** Exercise prompt **
Copy every line of the listing that holds the string "with".

** Data entries **
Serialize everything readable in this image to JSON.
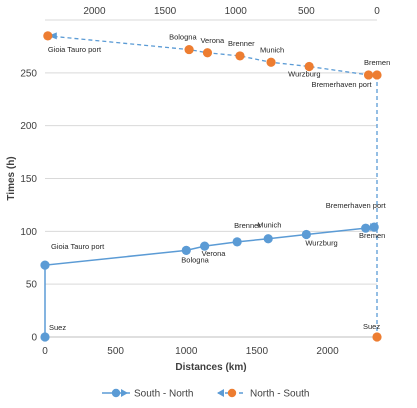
{
  "chart_data": {
    "type": "scatter",
    "xlabel": "Distances (km)",
    "ylabel": "Times (h)",
    "xlim": [
      0,
      2350
    ],
    "ylim": [
      0,
      300
    ],
    "x_ticks": [
      0,
      500,
      1000,
      1500,
      2000
    ],
    "y_ticks": [
      0,
      50,
      100,
      150,
      200,
      250
    ],
    "top_axis": {
      "reversed": true,
      "ticks": [
        2000,
        1500,
        1000,
        500,
        0
      ]
    },
    "grid": "horizontal",
    "legend_position": "bottom",
    "colors": {
      "south_north": "#5b9bd5",
      "north_south": "#ed7d31"
    },
    "series": [
      {
        "name": "South - North",
        "axis": "bottom",
        "points": [
          {
            "label": "Suez",
            "x": 0,
            "y": 0
          },
          {
            "label": "Gioia Tauro port",
            "x": 0,
            "y": 68
          },
          {
            "label": "Bologna",
            "x": 1000,
            "y": 82
          },
          {
            "label": "Verona",
            "x": 1130,
            "y": 86
          },
          {
            "label": "Brenner",
            "x": 1360,
            "y": 90
          },
          {
            "label": "Munich",
            "x": 1580,
            "y": 93
          },
          {
            "label": "Wurzburg",
            "x": 1850,
            "y": 97
          },
          {
            "label": "Bremerhaven port",
            "x": 2270,
            "y": 103
          },
          {
            "label": "Bremen",
            "x": 2330,
            "y": 104
          }
        ]
      },
      {
        "name": "North - South",
        "axis": "top",
        "points": [
          {
            "label": "Bremen",
            "x": 0,
            "y": 248
          },
          {
            "label": "Bremerhaven port",
            "x": 60,
            "y": 248
          },
          {
            "label": "Wurzburg",
            "x": 480,
            "y": 256
          },
          {
            "label": "Munich",
            "x": 750,
            "y": 260
          },
          {
            "label": "Brenner",
            "x": 970,
            "y": 266
          },
          {
            "label": "Verona",
            "x": 1200,
            "y": 269
          },
          {
            "label": "Bologna",
            "x": 1330,
            "y": 272
          },
          {
            "label": "Gioia Tauro port",
            "x": 2330,
            "y": 285
          },
          {
            "label": "Suez",
            "x": 0,
            "y": 0
          }
        ]
      }
    ]
  }
}
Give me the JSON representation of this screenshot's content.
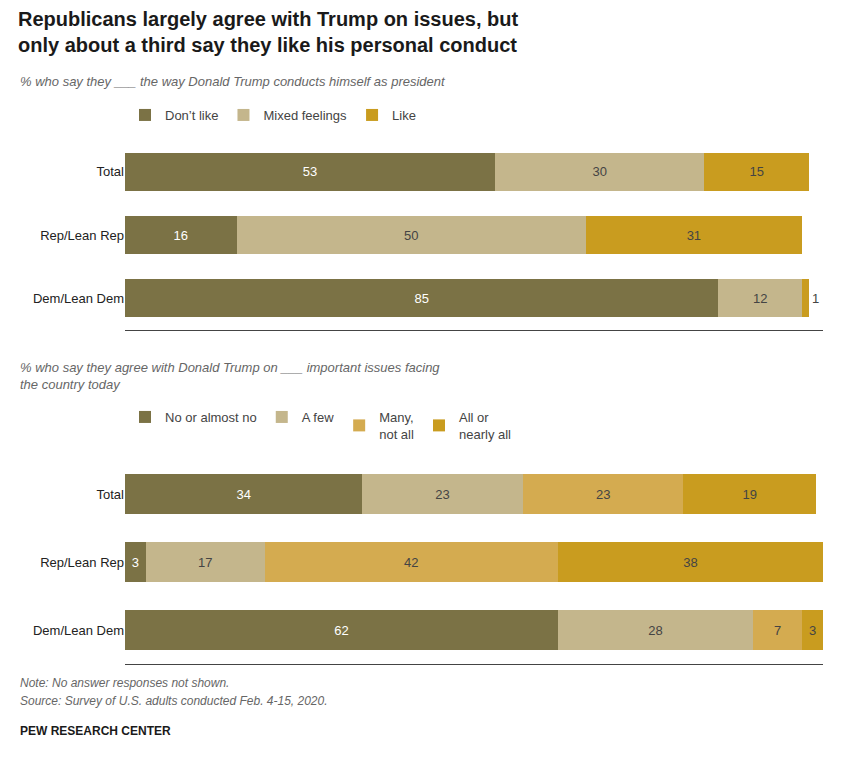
{
  "chart_data": [
    {
      "type": "bar",
      "title": "Republicans largely agree with Trump on issues, but\nonly about a third say they like his personal conduct",
      "subtitle": "% who say they ___ the way Donald Trump conducts himself as president",
      "categories": [
        "Total",
        "Rep/Lean Rep",
        "Dem/Lean Dem"
      ],
      "series": [
        {
          "name": "Don’t like",
          "color": "#7b7245",
          "values": [
            53,
            16,
            85
          ]
        },
        {
          "name": "Mixed feelings",
          "color": "#c4b68c",
          "values": [
            30,
            50,
            12
          ]
        },
        {
          "name": "Like",
          "color": "#c99c1f",
          "values": [
            15,
            31,
            1
          ]
        }
      ],
      "orientation": "horizontal",
      "stacked": true,
      "data_labels": true,
      "tick_labels": "y",
      "grid": false,
      "legend": "top",
      "xlim": [
        0,
        100
      ]
    },
    {
      "type": "bar",
      "subtitle": "% who say they agree with Donald Trump on ___ important issues facing\nthe country today",
      "categories": [
        "Total",
        "Rep/Lean Rep",
        "Dem/Lean Dem"
      ],
      "series": [
        {
          "name": "No or almost no",
          "color": "#7b7245",
          "values": [
            34,
            3,
            62
          ]
        },
        {
          "name": "A few",
          "color": "#c4b68c",
          "values": [
            23,
            17,
            28
          ]
        },
        {
          "name": "Many,\nnot all",
          "color": "#d4ab50",
          "values": [
            23,
            42,
            7
          ]
        },
        {
          "name": "All or\nnearly all",
          "color": "#c99c1f",
          "values": [
            19,
            38,
            3
          ]
        }
      ],
      "orientation": "horizontal",
      "stacked": true,
      "data_labels": true,
      "tick_labels": "y",
      "grid": false,
      "legend": "top",
      "xlim": [
        0,
        100
      ],
      "annotations": [
        "Note: No answer responses not shown.",
        "Source: Survey of U.S. adults conducted Feb. 4-15, 2020.",
        "PEW RESEARCH CENTER"
      ]
    }
  ]
}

** Result **
      "title": "Republicans largely agree with Trump on issues, but\nonly about a third say they like his personal conduct",
      "subtitle": "% who say they agree with Donald Trump on ___ important issues facing\nthe country today",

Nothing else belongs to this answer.